### Work instructions:
Go through the material below and count the lines with the string "median"; the number is the whole answer.

### Material for this exercise:
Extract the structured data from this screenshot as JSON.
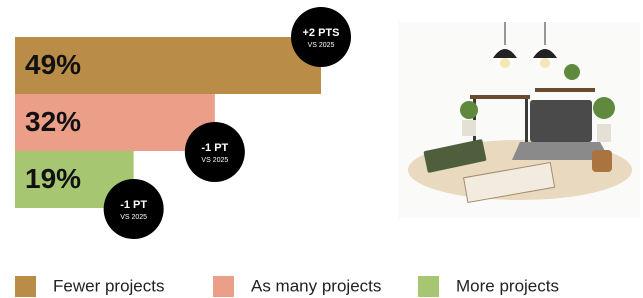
{
  "chart_data": {
    "type": "bar",
    "orientation": "horizontal",
    "series": [
      {
        "name": "Fewer projects",
        "color": "#b98d47",
        "values": [
          49
        ],
        "value_labels": [
          "49%"
        ],
        "change": "+2 PTS",
        "change_note": "VS 2025"
      },
      {
        "name": "As many projects",
        "color": "#eb9e88",
        "values": [
          32
        ],
        "value_labels": [
          "32%"
        ],
        "change": "-1 PT",
        "change_note": "VS 2025"
      },
      {
        "name": "More projects",
        "color": "#a7c672",
        "values": [
          19
        ],
        "value_labels": [
          "19%"
        ],
        "change": "-1 PT",
        "change_note": "VS 2025"
      }
    ]
  }
}
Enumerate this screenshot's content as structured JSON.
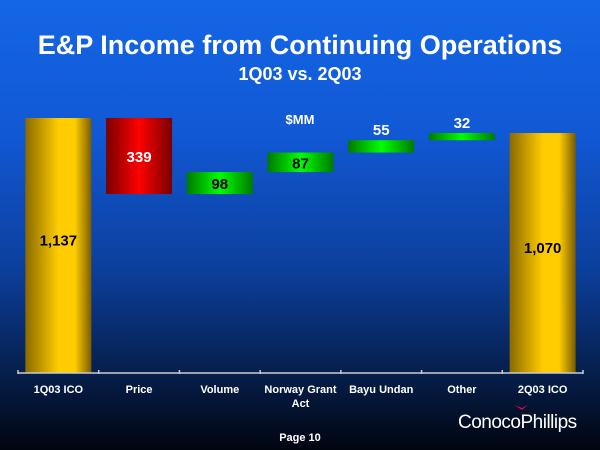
{
  "title": "E&P Income from Continuing Operations",
  "subtitle": "1Q03 vs. 2Q03",
  "footer": {
    "page": "Page 10",
    "logo": "ConocoPhillips"
  },
  "chart_data": {
    "type": "waterfall",
    "unit_label": "$MM",
    "categories": [
      "1Q03 ICO",
      "Price",
      "Volume",
      "Norway Grant Act",
      "Bayu Undan",
      "Other",
      "2Q03 ICO"
    ],
    "values": [
      1137,
      -339,
      98,
      87,
      55,
      32,
      1070
    ],
    "kinds": [
      "total",
      "delta",
      "delta",
      "delta",
      "delta",
      "delta",
      "total"
    ],
    "labels": [
      "1,137",
      "339",
      "98",
      "87",
      "55",
      "32",
      "1,070"
    ],
    "ylim": [
      0,
      1137
    ],
    "grid": false,
    "colors": {
      "total": "#ffcc00",
      "negative": "#ff0000",
      "positive": "#00ff00"
    }
  }
}
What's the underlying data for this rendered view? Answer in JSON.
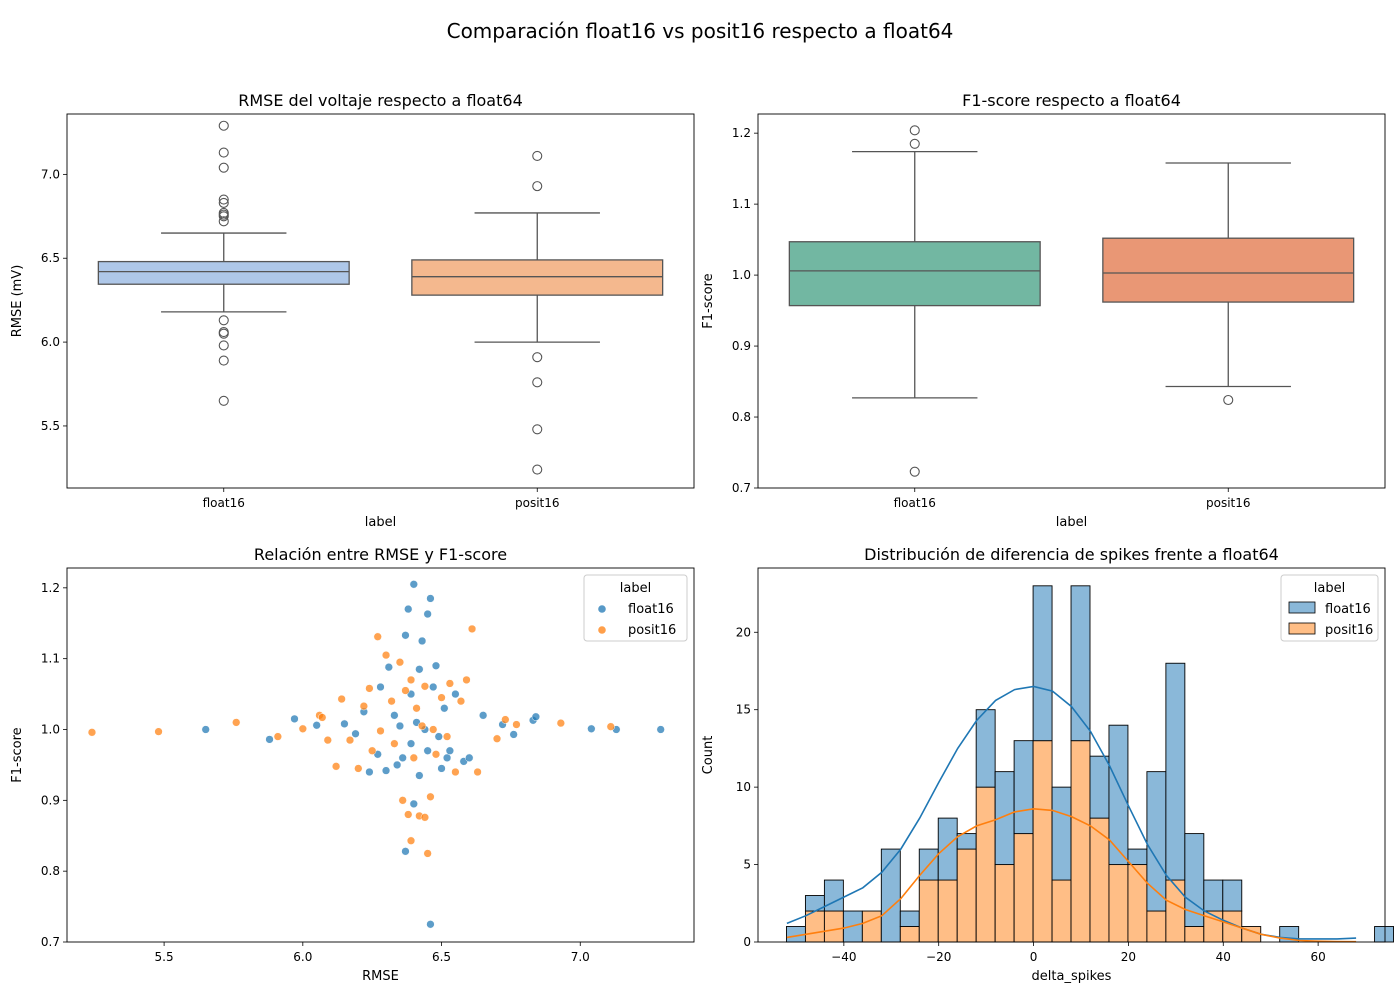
{
  "figure": {
    "suptitle": "Comparación float16 vs posit16 respecto a float64"
  },
  "colors": {
    "box_rmse": [
      "#aec7e8",
      "#f4b88e"
    ],
    "box_f1": [
      "#72b7a2",
      "#e99775"
    ],
    "series": [
      "#1f77b4",
      "#ff7f0e"
    ],
    "hist": [
      "#8ab8d9",
      "#ffbe86"
    ]
  },
  "chart_data": [
    {
      "type": "box",
      "title": "RMSE del voltaje respecto a float64",
      "xlabel": "label",
      "ylabel": "RMSE (mV)",
      "categories": [
        "float16",
        "posit16"
      ],
      "ylim": [
        5.13,
        7.36
      ],
      "yticks": [
        5.5,
        6.0,
        6.5,
        7.0
      ],
      "ytick_labels": [
        "5.5",
        "6.0",
        "6.5",
        "7.0"
      ],
      "boxes": [
        {
          "q1": 6.345,
          "median": 6.42,
          "q3": 6.48,
          "whisker_low": 6.18,
          "whisker_high": 6.65,
          "outliers": [
            7.29,
            7.13,
            7.04,
            6.85,
            6.83,
            6.77,
            6.76,
            6.75,
            6.72,
            6.13,
            6.06,
            6.05,
            5.98,
            5.89,
            5.65
          ]
        },
        {
          "q1": 6.28,
          "median": 6.39,
          "q3": 6.49,
          "whisker_low": 6.0,
          "whisker_high": 6.77,
          "outliers": [
            7.11,
            6.93,
            5.91,
            5.76,
            5.48,
            5.24
          ]
        }
      ]
    },
    {
      "type": "box",
      "title": "F1-score respecto a float64",
      "xlabel": "label",
      "ylabel": "F1-score",
      "categories": [
        "float16",
        "posit16"
      ],
      "ylim": [
        0.7,
        1.227
      ],
      "yticks": [
        0.7,
        0.8,
        0.9,
        1.0,
        1.1,
        1.2
      ],
      "ytick_labels": [
        "0.7",
        "0.8",
        "0.9",
        "1.0",
        "1.1",
        "1.2"
      ],
      "boxes": [
        {
          "q1": 0.957,
          "median": 1.006,
          "q3": 1.047,
          "whisker_low": 0.827,
          "whisker_high": 1.174,
          "outliers": [
            1.204,
            1.185,
            0.723
          ]
        },
        {
          "q1": 0.962,
          "median": 1.003,
          "q3": 1.052,
          "whisker_low": 0.843,
          "whisker_high": 1.158,
          "outliers": [
            0.824
          ]
        }
      ]
    },
    {
      "type": "scatter",
      "title": "Relación entre RMSE y F1-score",
      "xlabel": "RMSE",
      "ylabel": "F1-score",
      "xlim": [
        5.15,
        7.41
      ],
      "ylim": [
        0.7,
        1.228
      ],
      "xticks": [
        5.5,
        6.0,
        6.5,
        7.0
      ],
      "xtick_labels": [
        "5.5",
        "6.0",
        "6.5",
        "7.0"
      ],
      "yticks": [
        0.7,
        0.8,
        0.9,
        1.0,
        1.1,
        1.2
      ],
      "ytick_labels": [
        "0.7",
        "0.8",
        "0.9",
        "1.0",
        "1.1",
        "1.2"
      ],
      "legend": {
        "title": "label",
        "position": "upper right"
      },
      "series": [
        {
          "name": "float16",
          "points": [
            [
              5.65,
              1.0
            ],
            [
              5.88,
              0.986
            ],
            [
              5.97,
              1.015
            ],
            [
              6.05,
              1.006
            ],
            [
              6.15,
              1.008
            ],
            [
              6.19,
              0.994
            ],
            [
              6.22,
              1.025
            ],
            [
              6.24,
              0.94
            ],
            [
              6.27,
              0.965
            ],
            [
              6.28,
              1.06
            ],
            [
              6.3,
              0.942
            ],
            [
              6.31,
              1.088
            ],
            [
              6.33,
              1.02
            ],
            [
              6.34,
              0.95
            ],
            [
              6.35,
              1.005
            ],
            [
              6.36,
              0.96
            ],
            [
              6.37,
              1.133
            ],
            [
              6.37,
              0.828
            ],
            [
              6.38,
              1.17
            ],
            [
              6.39,
              1.05
            ],
            [
              6.39,
              0.98
            ],
            [
              6.4,
              1.205
            ],
            [
              6.4,
              0.895
            ],
            [
              6.41,
              1.01
            ],
            [
              6.42,
              1.085
            ],
            [
              6.42,
              0.935
            ],
            [
              6.43,
              1.125
            ],
            [
              6.44,
              1.0
            ],
            [
              6.45,
              1.163
            ],
            [
              6.45,
              0.97
            ],
            [
              6.46,
              1.185
            ],
            [
              6.46,
              0.725
            ],
            [
              6.47,
              1.06
            ],
            [
              6.48,
              1.09
            ],
            [
              6.49,
              0.99
            ],
            [
              6.5,
              0.945
            ],
            [
              6.51,
              1.03
            ],
            [
              6.52,
              0.96
            ],
            [
              6.53,
              0.97
            ],
            [
              6.55,
              1.05
            ],
            [
              6.58,
              0.955
            ],
            [
              6.6,
              0.96
            ],
            [
              6.65,
              1.02
            ],
            [
              6.72,
              1.007
            ],
            [
              6.76,
              0.993
            ],
            [
              6.83,
              1.013
            ],
            [
              6.84,
              1.018
            ],
            [
              7.04,
              1.001
            ],
            [
              7.13,
              1.0
            ],
            [
              7.29,
              1.0
            ]
          ]
        },
        {
          "name": "posit16",
          "points": [
            [
              5.24,
              0.996
            ],
            [
              5.48,
              0.997
            ],
            [
              5.76,
              1.01
            ],
            [
              5.91,
              0.99
            ],
            [
              6.0,
              1.001
            ],
            [
              6.06,
              1.02
            ],
            [
              6.07,
              1.017
            ],
            [
              6.09,
              0.985
            ],
            [
              6.12,
              0.948
            ],
            [
              6.14,
              1.043
            ],
            [
              6.17,
              0.985
            ],
            [
              6.2,
              0.945
            ],
            [
              6.22,
              1.033
            ],
            [
              6.24,
              1.058
            ],
            [
              6.25,
              0.97
            ],
            [
              6.27,
              1.131
            ],
            [
              6.28,
              0.998
            ],
            [
              6.3,
              1.105
            ],
            [
              6.32,
              1.04
            ],
            [
              6.33,
              0.98
            ],
            [
              6.35,
              1.095
            ],
            [
              6.36,
              0.9
            ],
            [
              6.37,
              1.055
            ],
            [
              6.38,
              0.88
            ],
            [
              6.39,
              1.07
            ],
            [
              6.39,
              0.843
            ],
            [
              6.4,
              0.96
            ],
            [
              6.41,
              1.03
            ],
            [
              6.42,
              0.878
            ],
            [
              6.43,
              1.005
            ],
            [
              6.44,
              1.061
            ],
            [
              6.44,
              0.876
            ],
            [
              6.45,
              0.825
            ],
            [
              6.46,
              0.905
            ],
            [
              6.47,
              1.0
            ],
            [
              6.48,
              0.965
            ],
            [
              6.5,
              1.045
            ],
            [
              6.52,
              0.99
            ],
            [
              6.53,
              1.065
            ],
            [
              6.55,
              0.94
            ],
            [
              6.57,
              1.04
            ],
            [
              6.59,
              1.07
            ],
            [
              6.61,
              1.142
            ],
            [
              6.63,
              0.94
            ],
            [
              6.7,
              0.987
            ],
            [
              6.73,
              1.014
            ],
            [
              6.77,
              1.007
            ],
            [
              6.93,
              1.009
            ],
            [
              7.11,
              1.004
            ]
          ]
        }
      ]
    },
    {
      "type": "histogram",
      "title": "Distribución de diferencia de spikes frente a float64",
      "xlabel": "delta_spikes",
      "ylabel": "Count",
      "xlim": [
        -58.1,
        74.1
      ],
      "ylim": [
        0,
        24.15
      ],
      "xticks": [
        -40,
        -20,
        0,
        20,
        40,
        60
      ],
      "xtick_labels": [
        "−40",
        "−20",
        "0",
        "20",
        "40",
        "60"
      ],
      "yticks": [
        0,
        5,
        10,
        15,
        20
      ],
      "ytick_labels": [
        "0",
        "5",
        "10",
        "15",
        "20"
      ],
      "legend": {
        "title": "label",
        "position": "upper right"
      },
      "bin_start": -52.1,
      "bin_width": 4,
      "stacked": true,
      "series": [
        {
          "name": "float16",
          "counts": [
            1,
            1,
            2,
            2,
            0,
            6,
            1,
            2,
            4,
            1,
            5,
            6,
            6,
            10,
            6,
            10,
            4,
            9,
            1,
            9,
            14,
            6,
            2,
            2,
            0,
            0,
            1,
            0,
            0,
            0,
            0,
            1
          ]
        },
        {
          "name": "posit16",
          "counts": [
            0,
            2,
            2,
            0,
            2,
            0,
            1,
            4,
            4,
            6,
            10,
            5,
            7,
            13,
            4,
            13,
            8,
            5,
            5,
            2,
            4,
            1,
            2,
            2,
            1,
            0,
            0,
            0,
            0,
            0,
            0,
            0
          ]
        }
      ],
      "kde": [
        {
          "name": "float16",
          "x": [
            -52,
            -48,
            -44,
            -40,
            -36,
            -32,
            -28,
            -24,
            -20,
            -16,
            -12,
            -8,
            -4,
            0,
            4,
            8,
            12,
            16,
            20,
            24,
            28,
            32,
            36,
            40,
            44,
            48,
            52,
            56,
            60,
            64,
            68
          ],
          "y": [
            1.2,
            1.7,
            2.3,
            2.9,
            3.5,
            4.5,
            6.0,
            8.0,
            10.3,
            12.5,
            14.3,
            15.6,
            16.3,
            16.5,
            16.2,
            15.2,
            13.6,
            11.4,
            8.8,
            6.3,
            4.3,
            2.9,
            2.0,
            1.4,
            0.9,
            0.5,
            0.3,
            0.2,
            0.2,
            0.2,
            0.25
          ]
        },
        {
          "name": "posit16",
          "x": [
            -52,
            -48,
            -44,
            -40,
            -36,
            -32,
            -28,
            -24,
            -20,
            -16,
            -12,
            -8,
            -4,
            0,
            4,
            8,
            12,
            16,
            20,
            24,
            28,
            32,
            36,
            40,
            44,
            48,
            52,
            56,
            60,
            64,
            68
          ],
          "y": [
            0.3,
            0.5,
            0.7,
            0.9,
            1.2,
            1.7,
            2.8,
            4.3,
            5.7,
            6.8,
            7.5,
            7.9,
            8.4,
            8.6,
            8.5,
            8.1,
            7.5,
            6.6,
            5.2,
            3.8,
            2.7,
            2.1,
            1.7,
            1.3,
            0.9,
            0.5,
            0.25,
            0.1,
            0.05,
            0.03,
            0.02
          ]
        }
      ]
    }
  ]
}
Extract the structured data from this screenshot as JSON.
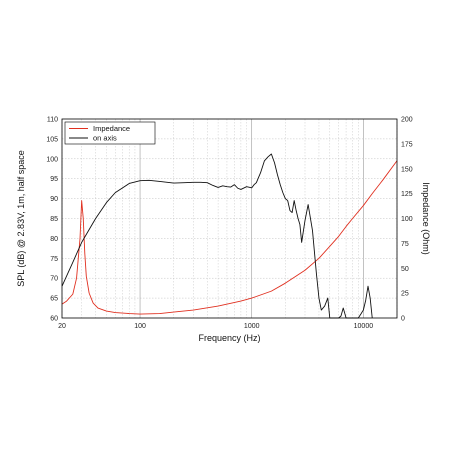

### Final answer:
4